Task to carry out = Retype each record below word for word. Leave the pictures out.

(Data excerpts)
══════════

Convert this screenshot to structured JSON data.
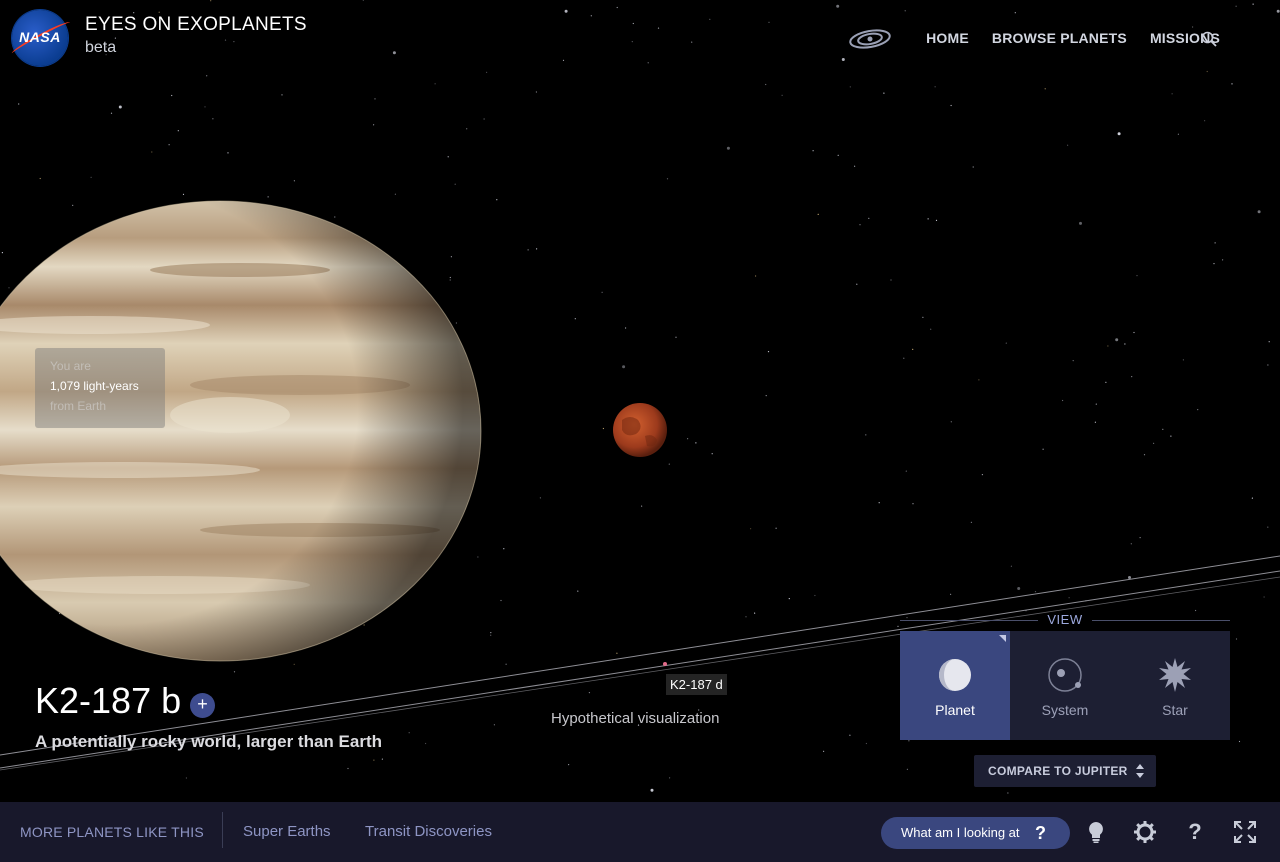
{
  "header": {
    "logo_text": "NASA",
    "title": "EYES ON EXOPLANETS",
    "subtitle": "beta",
    "nav": [
      {
        "label": "HOME",
        "icon": "galaxy-icon"
      },
      {
        "label": "BROWSE PLANETS"
      },
      {
        "label": "MISSIONS"
      }
    ],
    "search_icon": "search-icon"
  },
  "distance_box": {
    "line1": "You are",
    "line2": "1,079 light-years",
    "line3": "from Earth"
  },
  "planet": {
    "name": "K2-187 b",
    "description": "A potentially rocky world, larger than Earth",
    "expand_label": "+"
  },
  "scene": {
    "secondary_label": "K2-187 d",
    "caption": "Hypothetical visualization"
  },
  "view": {
    "title": "VIEW",
    "options": [
      {
        "label": "Planet",
        "icon": "planet-icon",
        "active": true
      },
      {
        "label": "System",
        "icon": "system-icon",
        "active": false
      },
      {
        "label": "Star",
        "icon": "star-icon",
        "active": false
      }
    ],
    "compare_label": "COMPARE TO JUPITER"
  },
  "bottom_bar": {
    "more_title": "MORE PLANETS LIKE THIS",
    "categories": [
      "Super Earths",
      "Transit Discoveries"
    ],
    "looking_label": "What am I looking at",
    "looking_icon": "question-icon",
    "tools": [
      "lightbulb-icon",
      "settings-icon",
      "help-icon",
      "fullscreen-icon"
    ]
  },
  "colors": {
    "accent": "#3a477f",
    "bar_bg": "#18182b",
    "link": "#8e95c4"
  }
}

══════════

Reply to the exercise =
Convert this screenshot to structured JSON data.
{
  "header": {
    "logo_text": "NASA",
    "title": "EYES ON EXOPLANETS",
    "subtitle": "beta",
    "nav": [
      {
        "label": "HOME",
        "icon": "galaxy-icon"
      },
      {
        "label": "BROWSE PLANETS"
      },
      {
        "label": "MISSIONS"
      }
    ],
    "search_icon": "search-icon"
  },
  "distance_box": {
    "line1": "You are",
    "line2": "1,079 light-years",
    "line3": "from Earth"
  },
  "planet": {
    "name": "K2-187 b",
    "description": "A potentially rocky world, larger than Earth",
    "expand_label": "+"
  },
  "scene": {
    "secondary_label": "K2-187 d",
    "caption": "Hypothetical visualization"
  },
  "view": {
    "title": "VIEW",
    "options": [
      {
        "label": "Planet",
        "icon": "planet-icon",
        "active": true
      },
      {
        "label": "System",
        "icon": "system-icon",
        "active": false
      },
      {
        "label": "Star",
        "icon": "star-icon",
        "active": false
      }
    ],
    "compare_label": "COMPARE TO JUPITER"
  },
  "bottom_bar": {
    "more_title": "MORE PLANETS LIKE THIS",
    "categories": [
      "Super Earths",
      "Transit Discoveries"
    ],
    "looking_label": "What am I looking at",
    "looking_icon": "question-icon",
    "tools": [
      "lightbulb-icon",
      "settings-icon",
      "help-icon",
      "fullscreen-icon"
    ]
  },
  "colors": {
    "accent": "#3a477f",
    "bar_bg": "#18182b",
    "link": "#8e95c4"
  }
}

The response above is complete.